[DIRECTIONS FOR THIS TASK] In full and without alteration, give the listing again.
===============
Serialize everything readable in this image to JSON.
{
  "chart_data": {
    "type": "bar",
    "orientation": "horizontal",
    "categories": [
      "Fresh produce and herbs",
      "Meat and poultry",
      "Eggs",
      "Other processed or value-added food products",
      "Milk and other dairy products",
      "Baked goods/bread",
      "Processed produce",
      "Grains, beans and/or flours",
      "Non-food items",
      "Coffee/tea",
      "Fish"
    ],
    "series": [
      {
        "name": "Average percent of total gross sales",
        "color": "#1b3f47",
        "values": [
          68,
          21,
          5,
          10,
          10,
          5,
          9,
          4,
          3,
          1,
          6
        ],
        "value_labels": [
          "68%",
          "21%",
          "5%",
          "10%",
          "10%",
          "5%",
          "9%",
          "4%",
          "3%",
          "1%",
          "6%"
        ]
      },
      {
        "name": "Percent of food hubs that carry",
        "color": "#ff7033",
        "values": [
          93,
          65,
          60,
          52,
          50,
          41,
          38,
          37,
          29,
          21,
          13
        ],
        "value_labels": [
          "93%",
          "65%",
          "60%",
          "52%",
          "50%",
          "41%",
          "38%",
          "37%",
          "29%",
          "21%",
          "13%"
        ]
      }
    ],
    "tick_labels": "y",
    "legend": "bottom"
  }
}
===============
[RESULT FOR THIS EXERCISE]
Serialize everything readable in this image to JSON.
{
  "chart_data": {
    "type": "bar",
    "orientation": "horizontal",
    "categories": [
      "Fresh produce and herbs",
      "Meat and poultry",
      "Eggs",
      "Other processed or value-added food products",
      "Milk and other dairy products",
      "Baked goods/bread",
      "Processed produce",
      "Grains, beans and/or flours",
      "Non-food items",
      "Coffee/tea",
      "Fish"
    ],
    "series": [
      {
        "name": "Average percent of total gross sales",
        "color": "#1b3f47",
        "values": [
          68,
          21,
          5,
          10,
          10,
          5,
          9,
          4,
          3,
          1,
          6
        ],
        "value_labels": [
          "68%",
          "21%",
          "5%",
          "10%",
          "10%",
          "5%",
          "9%",
          "4%",
          "3%",
          "1%",
          "6%"
        ]
      },
      {
        "name": "Percent of food hubs that carry",
        "color": "#ff7033",
        "values": [
          93,
          65,
          60,
          52,
          50,
          41,
          38,
          37,
          29,
          21,
          13
        ],
        "value_labels": [
          "93%",
          "65%",
          "60%",
          "52%",
          "50%",
          "41%",
          "38%",
          "37%",
          "29%",
          "21%",
          "13%"
        ]
      }
    ],
    "tick_labels": "y",
    "legend": "bottom"
  }
}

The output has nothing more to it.